## Begin Data

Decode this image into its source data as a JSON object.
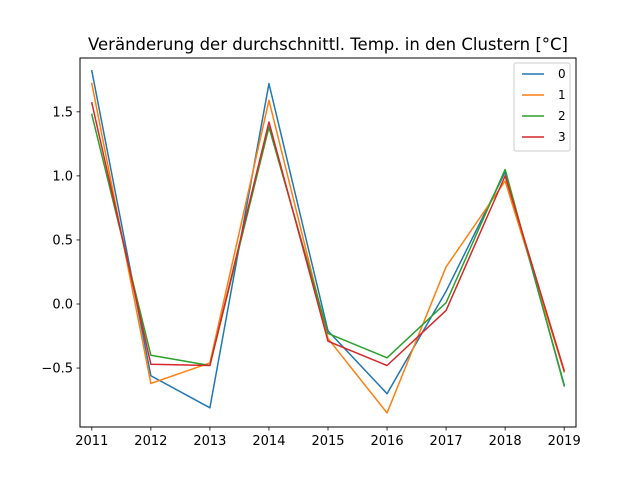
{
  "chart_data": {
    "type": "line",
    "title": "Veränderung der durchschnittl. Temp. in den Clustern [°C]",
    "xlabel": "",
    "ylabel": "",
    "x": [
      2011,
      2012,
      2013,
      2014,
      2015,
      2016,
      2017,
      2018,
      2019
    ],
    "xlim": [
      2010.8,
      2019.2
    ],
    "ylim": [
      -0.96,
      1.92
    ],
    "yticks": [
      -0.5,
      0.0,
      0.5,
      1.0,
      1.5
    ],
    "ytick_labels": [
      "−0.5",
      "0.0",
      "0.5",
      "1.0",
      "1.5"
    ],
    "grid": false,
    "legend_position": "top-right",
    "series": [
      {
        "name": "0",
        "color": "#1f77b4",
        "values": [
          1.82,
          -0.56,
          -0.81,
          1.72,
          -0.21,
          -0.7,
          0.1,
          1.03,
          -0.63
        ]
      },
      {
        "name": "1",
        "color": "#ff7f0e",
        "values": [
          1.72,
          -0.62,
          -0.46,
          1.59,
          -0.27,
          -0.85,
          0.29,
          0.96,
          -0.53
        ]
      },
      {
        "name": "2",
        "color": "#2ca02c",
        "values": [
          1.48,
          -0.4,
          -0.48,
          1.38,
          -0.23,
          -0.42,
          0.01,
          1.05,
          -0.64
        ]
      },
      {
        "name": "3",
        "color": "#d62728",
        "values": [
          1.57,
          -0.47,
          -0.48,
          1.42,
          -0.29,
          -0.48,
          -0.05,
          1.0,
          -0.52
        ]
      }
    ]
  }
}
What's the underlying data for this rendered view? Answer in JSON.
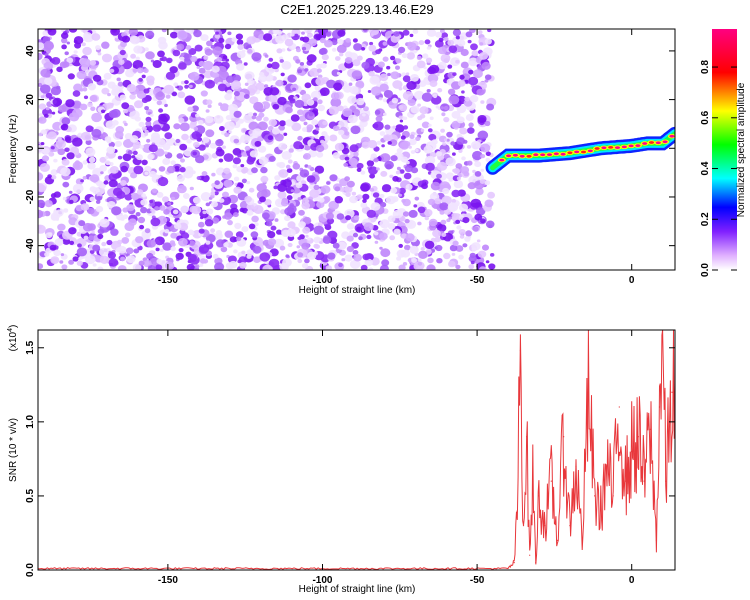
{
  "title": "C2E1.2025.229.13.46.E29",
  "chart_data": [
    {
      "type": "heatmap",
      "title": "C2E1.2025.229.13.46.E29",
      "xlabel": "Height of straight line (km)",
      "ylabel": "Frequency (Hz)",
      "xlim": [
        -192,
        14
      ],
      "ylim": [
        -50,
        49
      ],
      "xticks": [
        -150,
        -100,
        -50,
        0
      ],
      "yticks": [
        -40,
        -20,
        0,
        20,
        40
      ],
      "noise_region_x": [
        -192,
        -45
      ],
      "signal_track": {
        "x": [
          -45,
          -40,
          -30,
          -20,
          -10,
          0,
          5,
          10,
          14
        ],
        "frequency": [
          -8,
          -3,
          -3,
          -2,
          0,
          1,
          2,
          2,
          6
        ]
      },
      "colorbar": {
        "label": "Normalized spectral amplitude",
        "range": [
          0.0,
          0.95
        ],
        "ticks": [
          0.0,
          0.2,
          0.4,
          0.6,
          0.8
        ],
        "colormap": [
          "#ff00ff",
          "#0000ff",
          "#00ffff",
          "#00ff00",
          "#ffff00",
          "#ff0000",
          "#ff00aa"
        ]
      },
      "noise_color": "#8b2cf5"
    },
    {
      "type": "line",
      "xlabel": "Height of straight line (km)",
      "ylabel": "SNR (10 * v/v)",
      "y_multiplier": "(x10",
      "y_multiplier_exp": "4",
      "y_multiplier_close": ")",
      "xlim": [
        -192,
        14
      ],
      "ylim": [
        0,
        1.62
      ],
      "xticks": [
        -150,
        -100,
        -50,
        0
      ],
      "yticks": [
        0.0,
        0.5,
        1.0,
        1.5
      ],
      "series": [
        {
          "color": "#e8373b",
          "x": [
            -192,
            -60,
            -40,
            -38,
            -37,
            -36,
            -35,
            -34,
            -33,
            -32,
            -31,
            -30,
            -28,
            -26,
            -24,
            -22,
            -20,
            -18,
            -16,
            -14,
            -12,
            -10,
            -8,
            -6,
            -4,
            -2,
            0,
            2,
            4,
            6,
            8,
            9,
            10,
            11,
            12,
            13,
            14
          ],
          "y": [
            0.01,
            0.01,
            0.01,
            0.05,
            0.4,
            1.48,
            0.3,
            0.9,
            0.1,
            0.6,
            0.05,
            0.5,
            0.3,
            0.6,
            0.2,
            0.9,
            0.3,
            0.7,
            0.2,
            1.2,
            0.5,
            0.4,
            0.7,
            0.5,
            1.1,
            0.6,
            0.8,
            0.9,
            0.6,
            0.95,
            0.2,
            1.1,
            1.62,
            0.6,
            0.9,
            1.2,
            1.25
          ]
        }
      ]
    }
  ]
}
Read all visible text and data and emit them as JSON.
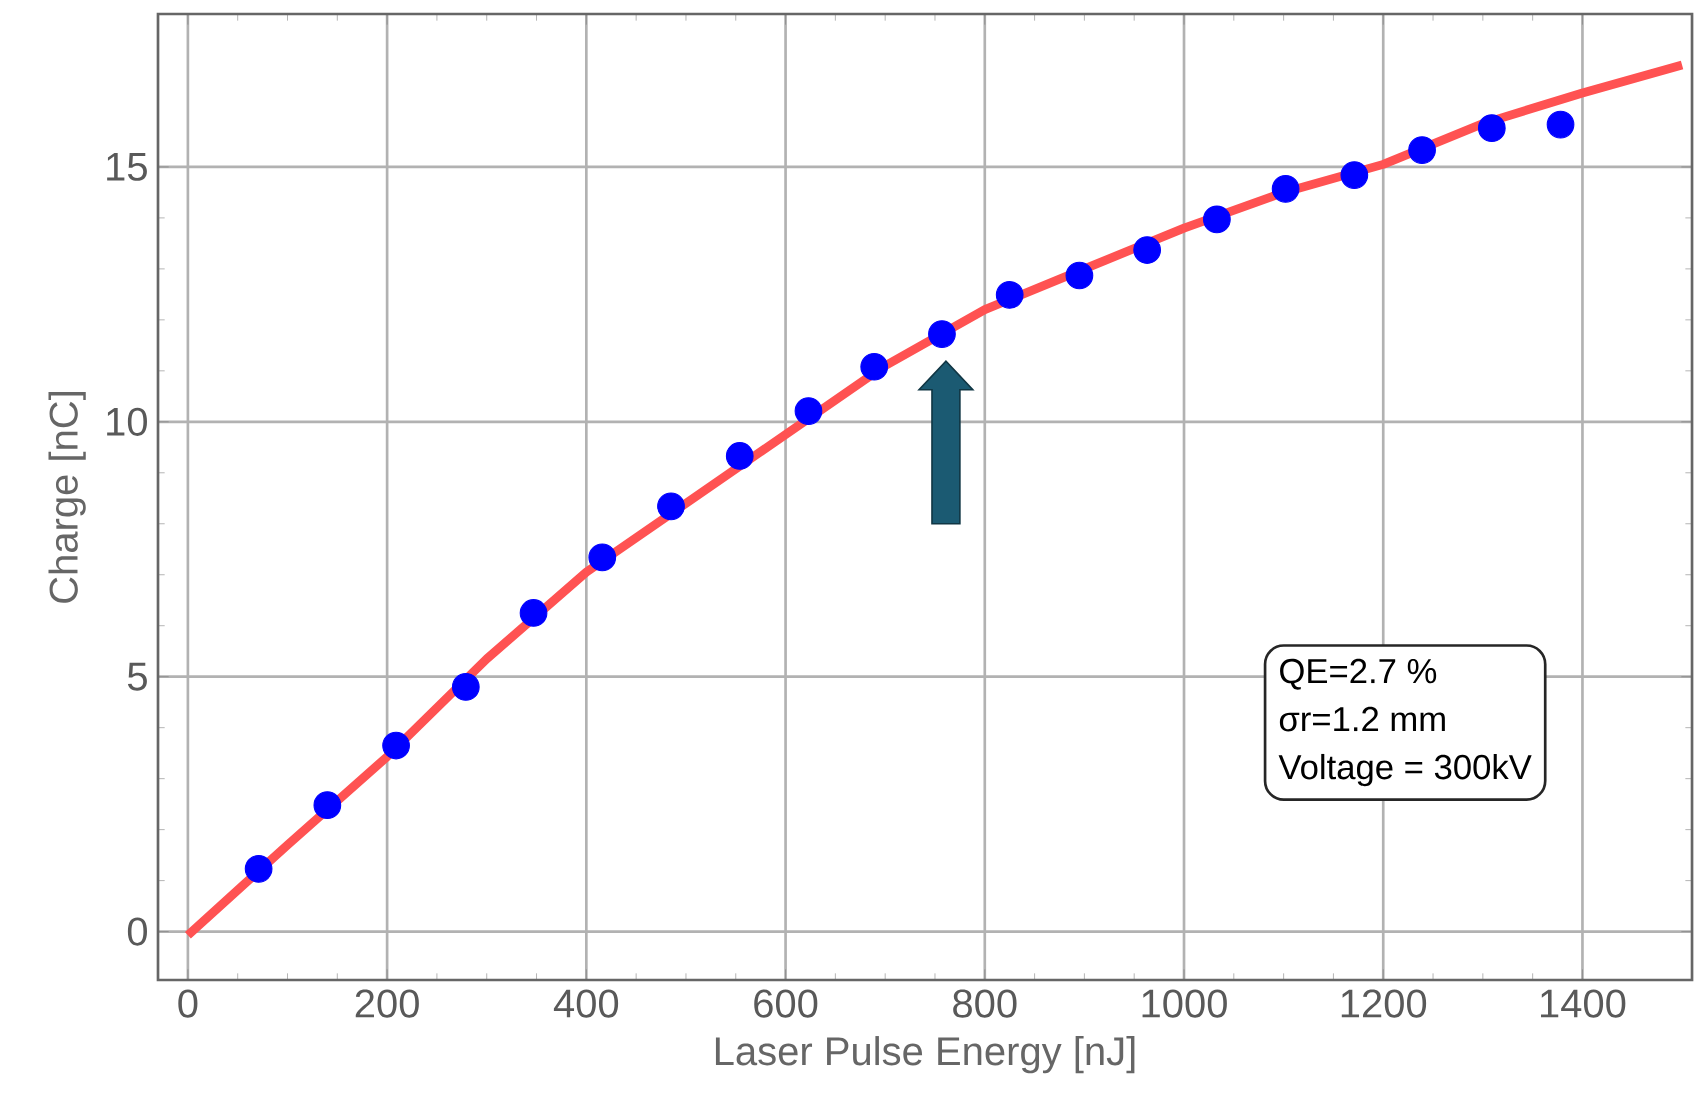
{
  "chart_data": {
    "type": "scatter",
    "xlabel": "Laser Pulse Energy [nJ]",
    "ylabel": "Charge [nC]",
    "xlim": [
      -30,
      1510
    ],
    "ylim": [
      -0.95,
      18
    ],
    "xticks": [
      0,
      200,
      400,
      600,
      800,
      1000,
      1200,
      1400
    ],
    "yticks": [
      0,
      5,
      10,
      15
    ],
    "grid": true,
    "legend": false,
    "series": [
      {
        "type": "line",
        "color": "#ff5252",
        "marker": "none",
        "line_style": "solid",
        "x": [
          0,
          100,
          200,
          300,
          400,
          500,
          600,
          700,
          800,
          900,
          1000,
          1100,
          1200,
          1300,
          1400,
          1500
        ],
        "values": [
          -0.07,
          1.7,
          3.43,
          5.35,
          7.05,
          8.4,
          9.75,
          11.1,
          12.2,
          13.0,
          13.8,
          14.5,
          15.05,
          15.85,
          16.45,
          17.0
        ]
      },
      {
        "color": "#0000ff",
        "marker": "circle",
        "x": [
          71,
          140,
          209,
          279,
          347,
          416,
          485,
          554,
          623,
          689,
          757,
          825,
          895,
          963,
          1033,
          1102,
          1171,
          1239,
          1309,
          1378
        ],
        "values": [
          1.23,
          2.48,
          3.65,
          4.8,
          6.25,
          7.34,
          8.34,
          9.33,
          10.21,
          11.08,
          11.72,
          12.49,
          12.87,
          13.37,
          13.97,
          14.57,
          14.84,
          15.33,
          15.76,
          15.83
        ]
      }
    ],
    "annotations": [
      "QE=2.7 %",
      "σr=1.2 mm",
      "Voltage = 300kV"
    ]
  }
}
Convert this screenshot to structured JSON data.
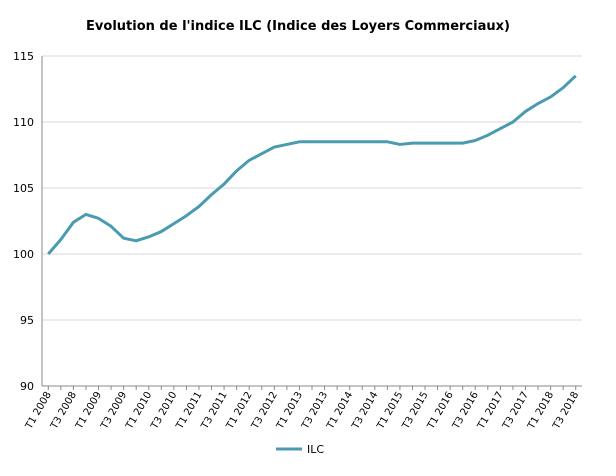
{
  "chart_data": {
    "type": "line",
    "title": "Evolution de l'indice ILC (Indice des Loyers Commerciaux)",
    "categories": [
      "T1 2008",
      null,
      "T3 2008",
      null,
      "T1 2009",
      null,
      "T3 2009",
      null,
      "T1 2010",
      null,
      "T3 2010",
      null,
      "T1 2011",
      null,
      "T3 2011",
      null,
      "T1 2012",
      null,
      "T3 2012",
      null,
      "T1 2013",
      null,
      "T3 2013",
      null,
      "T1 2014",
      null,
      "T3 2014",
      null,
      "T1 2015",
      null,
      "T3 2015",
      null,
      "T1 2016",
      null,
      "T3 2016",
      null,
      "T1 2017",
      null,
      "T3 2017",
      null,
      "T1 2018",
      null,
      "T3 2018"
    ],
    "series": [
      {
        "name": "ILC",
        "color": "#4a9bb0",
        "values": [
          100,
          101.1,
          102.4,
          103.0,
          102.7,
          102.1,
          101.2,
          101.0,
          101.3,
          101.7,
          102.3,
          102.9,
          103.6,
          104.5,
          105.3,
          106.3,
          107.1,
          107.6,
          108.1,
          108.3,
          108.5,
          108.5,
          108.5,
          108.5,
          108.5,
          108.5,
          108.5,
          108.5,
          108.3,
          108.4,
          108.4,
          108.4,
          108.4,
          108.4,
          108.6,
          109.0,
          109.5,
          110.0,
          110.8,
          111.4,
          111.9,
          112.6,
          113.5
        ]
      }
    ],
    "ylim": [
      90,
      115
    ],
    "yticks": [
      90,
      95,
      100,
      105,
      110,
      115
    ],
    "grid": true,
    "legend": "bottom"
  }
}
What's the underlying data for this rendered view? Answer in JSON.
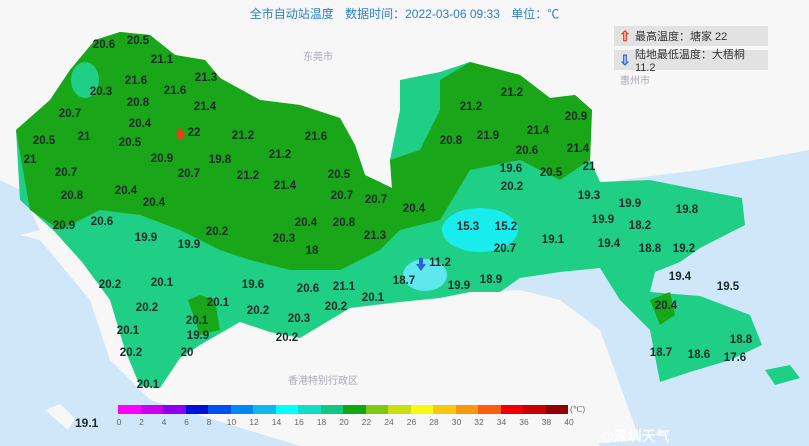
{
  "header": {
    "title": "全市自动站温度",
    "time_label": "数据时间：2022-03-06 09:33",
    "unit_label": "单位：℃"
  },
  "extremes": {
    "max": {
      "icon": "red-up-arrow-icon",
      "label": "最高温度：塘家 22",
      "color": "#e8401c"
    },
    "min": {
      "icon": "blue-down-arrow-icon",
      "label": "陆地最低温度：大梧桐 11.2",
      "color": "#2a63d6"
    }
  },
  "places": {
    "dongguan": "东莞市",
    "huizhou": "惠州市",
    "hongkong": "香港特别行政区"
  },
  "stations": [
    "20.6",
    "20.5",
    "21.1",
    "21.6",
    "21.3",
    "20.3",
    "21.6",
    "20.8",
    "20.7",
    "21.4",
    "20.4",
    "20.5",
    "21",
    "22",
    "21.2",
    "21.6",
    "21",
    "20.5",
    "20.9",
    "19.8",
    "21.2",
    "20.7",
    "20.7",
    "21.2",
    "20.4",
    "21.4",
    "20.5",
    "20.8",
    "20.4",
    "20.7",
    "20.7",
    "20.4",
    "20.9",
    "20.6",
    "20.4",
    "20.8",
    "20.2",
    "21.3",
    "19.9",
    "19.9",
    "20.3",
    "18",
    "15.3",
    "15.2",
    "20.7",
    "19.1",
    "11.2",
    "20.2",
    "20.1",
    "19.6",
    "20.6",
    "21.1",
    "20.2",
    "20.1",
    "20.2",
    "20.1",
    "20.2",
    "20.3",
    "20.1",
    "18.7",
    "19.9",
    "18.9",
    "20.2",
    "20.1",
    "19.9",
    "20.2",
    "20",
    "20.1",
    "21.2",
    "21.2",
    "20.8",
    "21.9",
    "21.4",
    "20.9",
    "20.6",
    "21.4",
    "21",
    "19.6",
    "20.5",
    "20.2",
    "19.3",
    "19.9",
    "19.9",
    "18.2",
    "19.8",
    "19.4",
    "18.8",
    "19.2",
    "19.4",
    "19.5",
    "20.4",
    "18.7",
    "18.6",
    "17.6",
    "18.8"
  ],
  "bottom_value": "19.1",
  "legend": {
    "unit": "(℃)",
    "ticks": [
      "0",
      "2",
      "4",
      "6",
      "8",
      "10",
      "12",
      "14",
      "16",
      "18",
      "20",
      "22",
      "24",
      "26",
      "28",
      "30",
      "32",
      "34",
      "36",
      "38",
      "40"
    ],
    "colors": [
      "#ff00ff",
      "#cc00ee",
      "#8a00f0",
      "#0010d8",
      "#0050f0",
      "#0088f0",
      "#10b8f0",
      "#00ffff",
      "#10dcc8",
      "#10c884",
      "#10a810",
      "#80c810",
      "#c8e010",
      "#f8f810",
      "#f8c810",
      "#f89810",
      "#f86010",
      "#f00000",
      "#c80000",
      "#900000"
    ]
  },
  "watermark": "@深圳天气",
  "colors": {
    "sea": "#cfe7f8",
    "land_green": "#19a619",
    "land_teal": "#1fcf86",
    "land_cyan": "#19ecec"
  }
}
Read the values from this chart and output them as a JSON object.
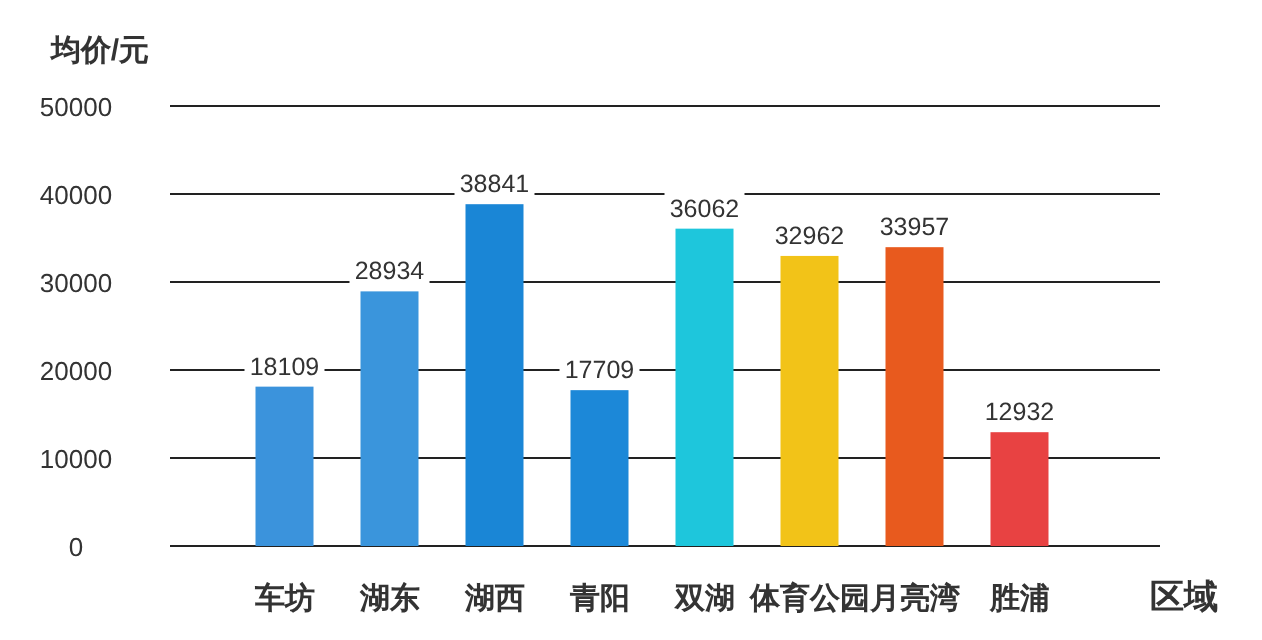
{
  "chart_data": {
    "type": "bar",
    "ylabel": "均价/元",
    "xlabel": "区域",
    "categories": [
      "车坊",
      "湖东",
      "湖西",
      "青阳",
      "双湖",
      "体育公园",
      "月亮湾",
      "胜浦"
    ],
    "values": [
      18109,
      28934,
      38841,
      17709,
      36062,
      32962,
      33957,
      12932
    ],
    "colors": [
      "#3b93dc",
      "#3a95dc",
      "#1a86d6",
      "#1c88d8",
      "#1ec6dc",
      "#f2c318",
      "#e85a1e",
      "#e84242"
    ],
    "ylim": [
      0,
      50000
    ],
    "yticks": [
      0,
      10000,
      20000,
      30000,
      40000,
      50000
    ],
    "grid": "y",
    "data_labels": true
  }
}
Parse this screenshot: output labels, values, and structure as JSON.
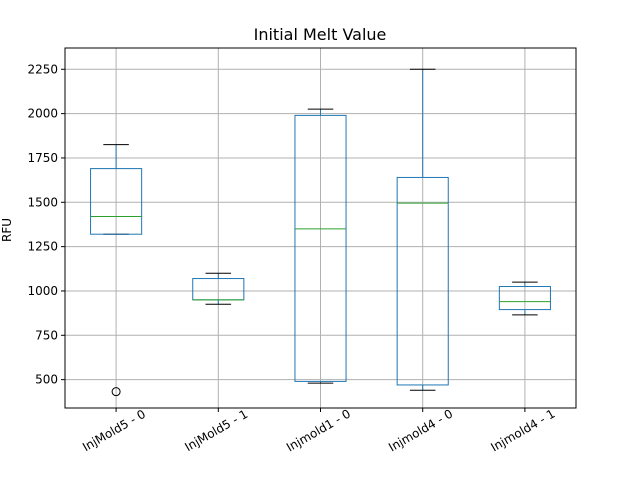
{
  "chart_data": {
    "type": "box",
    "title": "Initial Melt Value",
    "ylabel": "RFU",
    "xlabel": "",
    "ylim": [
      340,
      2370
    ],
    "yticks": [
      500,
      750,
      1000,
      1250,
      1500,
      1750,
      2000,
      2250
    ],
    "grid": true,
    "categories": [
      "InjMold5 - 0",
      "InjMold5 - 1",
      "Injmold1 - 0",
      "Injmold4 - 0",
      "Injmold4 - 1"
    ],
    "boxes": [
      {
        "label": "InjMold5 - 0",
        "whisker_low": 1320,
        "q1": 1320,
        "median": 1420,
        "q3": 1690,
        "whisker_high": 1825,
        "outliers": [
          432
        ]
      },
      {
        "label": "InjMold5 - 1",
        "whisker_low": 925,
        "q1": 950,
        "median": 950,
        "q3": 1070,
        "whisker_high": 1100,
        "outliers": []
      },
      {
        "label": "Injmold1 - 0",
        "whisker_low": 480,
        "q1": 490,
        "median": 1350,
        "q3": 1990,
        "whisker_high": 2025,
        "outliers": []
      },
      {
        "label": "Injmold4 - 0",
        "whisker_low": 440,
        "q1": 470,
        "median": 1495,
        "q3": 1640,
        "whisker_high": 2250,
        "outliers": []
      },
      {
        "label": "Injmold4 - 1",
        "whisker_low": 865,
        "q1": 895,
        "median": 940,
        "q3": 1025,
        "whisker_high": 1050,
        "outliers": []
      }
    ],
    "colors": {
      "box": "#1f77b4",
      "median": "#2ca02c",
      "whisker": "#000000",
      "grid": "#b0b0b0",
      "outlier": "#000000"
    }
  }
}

## End Data

** Your task **
Copy out each line of the data containing the string "screenshot".

** Correct result **
Convert this screenshot to structured JSON data.
Parse this screenshot: output labels, values, and structure as JSON.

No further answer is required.